* **GIVEN REQUEST**: Without the pictures, set down every line of the data exactly.

══ MATERIALS PROVIDED ══

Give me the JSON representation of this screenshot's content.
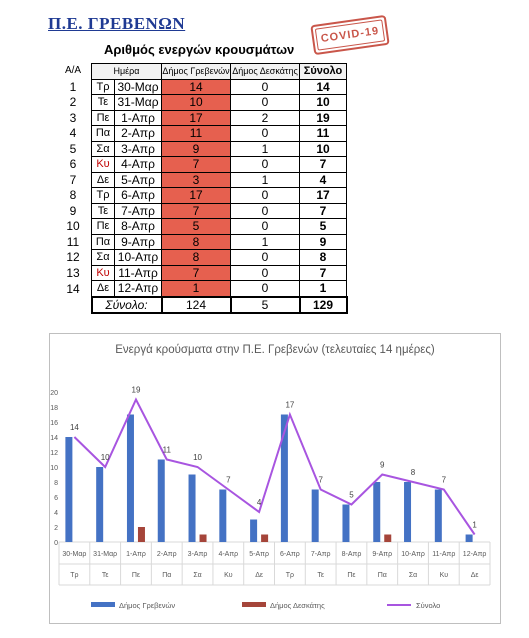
{
  "header": {
    "title": "Π.Ε. ΓΡΕΒΕΝΩΝ",
    "stamp_text": "COVID-19"
  },
  "table": {
    "title": "Αριθμός ενεργών κρουσμάτων",
    "col_index": "Α/Α",
    "col_date": "Ημέρα",
    "col_grevena": "Δήμος Γρεβενών",
    "col_deskati": "Δήμος Δεσκάτης",
    "col_total": "Σύνολο",
    "rows": [
      {
        "idx": "1",
        "day": "Τρ",
        "date": "30-Μαρ",
        "grevena": "14",
        "deskati": "0",
        "total": "14"
      },
      {
        "idx": "2",
        "day": "Τε",
        "date": "31-Μαρ",
        "grevena": "10",
        "deskati": "0",
        "total": "10"
      },
      {
        "idx": "3",
        "day": "Πε",
        "date": "1-Απρ",
        "grevena": "17",
        "deskati": "2",
        "total": "19"
      },
      {
        "idx": "4",
        "day": "Πα",
        "date": "2-Απρ",
        "grevena": "11",
        "deskati": "0",
        "total": "11"
      },
      {
        "idx": "5",
        "day": "Σα",
        "date": "3-Απρ",
        "grevena": "9",
        "deskati": "1",
        "total": "10"
      },
      {
        "idx": "6",
        "day": "Κυ",
        "date": "4-Απρ",
        "grevena": "7",
        "deskati": "0",
        "total": "7"
      },
      {
        "idx": "7",
        "day": "Δε",
        "date": "5-Απρ",
        "grevena": "3",
        "deskati": "1",
        "total": "4"
      },
      {
        "idx": "8",
        "day": "Τρ",
        "date": "6-Απρ",
        "grevena": "17",
        "deskati": "0",
        "total": "17"
      },
      {
        "idx": "9",
        "day": "Τε",
        "date": "7-Απρ",
        "grevena": "7",
        "deskati": "0",
        "total": "7"
      },
      {
        "idx": "10",
        "day": "Πε",
        "date": "8-Απρ",
        "grevena": "5",
        "deskati": "0",
        "total": "5"
      },
      {
        "idx": "11",
        "day": "Πα",
        "date": "9-Απρ",
        "grevena": "8",
        "deskati": "1",
        "total": "9"
      },
      {
        "idx": "12",
        "day": "Σα",
        "date": "10-Απρ",
        "grevena": "8",
        "deskati": "0",
        "total": "8"
      },
      {
        "idx": "13",
        "day": "Κυ",
        "date": "11-Απρ",
        "grevena": "7",
        "deskati": "0",
        "total": "7"
      },
      {
        "idx": "14",
        "day": "Δε",
        "date": "12-Απρ",
        "grevena": "1",
        "deskati": "0",
        "total": "1"
      }
    ],
    "sum_label": "Σύνολο:",
    "sum_grevena": "124",
    "sum_deskati": "5",
    "sum_total": "129",
    "sunday_color": "#c00000",
    "grevena_fill": "#e6604f"
  },
  "chart_data": {
    "type": "bar+line",
    "title": "Ενεργά κρούσματα στην Π.Ε. Γρεβενών (τελευταίες 14 ημέρες)",
    "categories": [
      "30-Μαρ",
      "31-Μαρ",
      "1-Απρ",
      "2-Απρ",
      "3-Απρ",
      "4-Απρ",
      "5-Απρ",
      "6-Απρ",
      "7-Απρ",
      "8-Απρ",
      "9-Απρ",
      "10-Απρ",
      "11-Απρ",
      "12-Απρ"
    ],
    "weekdays": [
      "Τρ",
      "Τε",
      "Πε",
      "Πα",
      "Σα",
      "Κυ",
      "Δε",
      "Τρ",
      "Τε",
      "Πε",
      "Πα",
      "Σα",
      "Κυ",
      "Δε"
    ],
    "series": [
      {
        "name": "Δήμος Γρεβενών",
        "type": "bar",
        "color": "#4472c4",
        "values": [
          14,
          10,
          17,
          11,
          9,
          7,
          3,
          17,
          7,
          5,
          8,
          8,
          7,
          1
        ]
      },
      {
        "name": "Δήμος Δεσκάτης",
        "type": "bar",
        "color": "#a5453a",
        "values": [
          0,
          0,
          2,
          0,
          1,
          0,
          1,
          0,
          0,
          0,
          1,
          0,
          0,
          0
        ]
      },
      {
        "name": "Σύνολο",
        "type": "line",
        "color": "#a855e0",
        "values": [
          14,
          10,
          19,
          11,
          10,
          7,
          4,
          17,
          7,
          5,
          9,
          8,
          7,
          1
        ]
      }
    ],
    "ylim": [
      0,
      20
    ],
    "yticks": [
      "0",
      "2",
      "4",
      "6",
      "8",
      "10",
      "12",
      "14",
      "16",
      "18",
      "20"
    ],
    "grid": false,
    "legend": "bottom"
  }
}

═══

* **RESULT OF THIS TASK**:
Give me the JSON representation of this screenshot's content.
{
  "header": {
    "title": "Π.Ε. ΓΡΕΒΕΝΩΝ",
    "stamp_text": "COVID-19"
  },
  "table": {
    "title": "Αριθμός ενεργών κρουσμάτων",
    "col_index": "Α/Α",
    "col_date": "Ημέρα",
    "col_grevena": "Δήμος Γρεβενών",
    "col_deskati": "Δήμος Δεσκάτης",
    "col_total": "Σύνολο",
    "rows": [
      {
        "idx": "1",
        "day": "Τρ",
        "date": "30-Μαρ",
        "grevena": "14",
        "deskati": "0",
        "total": "14"
      },
      {
        "idx": "2",
        "day": "Τε",
        "date": "31-Μαρ",
        "grevena": "10",
        "deskati": "0",
        "total": "10"
      },
      {
        "idx": "3",
        "day": "Πε",
        "date": "1-Απρ",
        "grevena": "17",
        "deskati": "2",
        "total": "19"
      },
      {
        "idx": "4",
        "day": "Πα",
        "date": "2-Απρ",
        "grevena": "11",
        "deskati": "0",
        "total": "11"
      },
      {
        "idx": "5",
        "day": "Σα",
        "date": "3-Απρ",
        "grevena": "9",
        "deskati": "1",
        "total": "10"
      },
      {
        "idx": "6",
        "day": "Κυ",
        "date": "4-Απρ",
        "grevena": "7",
        "deskati": "0",
        "total": "7"
      },
      {
        "idx": "7",
        "day": "Δε",
        "date": "5-Απρ",
        "grevena": "3",
        "deskati": "1",
        "total": "4"
      },
      {
        "idx": "8",
        "day": "Τρ",
        "date": "6-Απρ",
        "grevena": "17",
        "deskati": "0",
        "total": "17"
      },
      {
        "idx": "9",
        "day": "Τε",
        "date": "7-Απρ",
        "grevena": "7",
        "deskati": "0",
        "total": "7"
      },
      {
        "idx": "10",
        "day": "Πε",
        "date": "8-Απρ",
        "grevena": "5",
        "deskati": "0",
        "total": "5"
      },
      {
        "idx": "11",
        "day": "Πα",
        "date": "9-Απρ",
        "grevena": "8",
        "deskati": "1",
        "total": "9"
      },
      {
        "idx": "12",
        "day": "Σα",
        "date": "10-Απρ",
        "grevena": "8",
        "deskati": "0",
        "total": "8"
      },
      {
        "idx": "13",
        "day": "Κυ",
        "date": "11-Απρ",
        "grevena": "7",
        "deskati": "0",
        "total": "7"
      },
      {
        "idx": "14",
        "day": "Δε",
        "date": "12-Απρ",
        "grevena": "1",
        "deskati": "0",
        "total": "1"
      }
    ],
    "sum_label": "Σύνολο:",
    "sum_grevena": "124",
    "sum_deskati": "5",
    "sum_total": "129",
    "sunday_color": "#c00000",
    "grevena_fill": "#e6604f"
  },
  "chart_data": {
    "type": "bar+line",
    "title": "Ενεργά κρούσματα στην Π.Ε. Γρεβενών (τελευταίες 14 ημέρες)",
    "categories": [
      "30-Μαρ",
      "31-Μαρ",
      "1-Απρ",
      "2-Απρ",
      "3-Απρ",
      "4-Απρ",
      "5-Απρ",
      "6-Απρ",
      "7-Απρ",
      "8-Απρ",
      "9-Απρ",
      "10-Απρ",
      "11-Απρ",
      "12-Απρ"
    ],
    "weekdays": [
      "Τρ",
      "Τε",
      "Πε",
      "Πα",
      "Σα",
      "Κυ",
      "Δε",
      "Τρ",
      "Τε",
      "Πε",
      "Πα",
      "Σα",
      "Κυ",
      "Δε"
    ],
    "series": [
      {
        "name": "Δήμος Γρεβενών",
        "type": "bar",
        "color": "#4472c4",
        "values": [
          14,
          10,
          17,
          11,
          9,
          7,
          3,
          17,
          7,
          5,
          8,
          8,
          7,
          1
        ]
      },
      {
        "name": "Δήμος Δεσκάτης",
        "type": "bar",
        "color": "#a5453a",
        "values": [
          0,
          0,
          2,
          0,
          1,
          0,
          1,
          0,
          0,
          0,
          1,
          0,
          0,
          0
        ]
      },
      {
        "name": "Σύνολο",
        "type": "line",
        "color": "#a855e0",
        "values": [
          14,
          10,
          19,
          11,
          10,
          7,
          4,
          17,
          7,
          5,
          9,
          8,
          7,
          1
        ]
      }
    ],
    "ylim": [
      0,
      20
    ],
    "yticks": [
      "0",
      "2",
      "4",
      "6",
      "8",
      "10",
      "12",
      "14",
      "16",
      "18",
      "20"
    ],
    "grid": false,
    "legend": "bottom"
  }
}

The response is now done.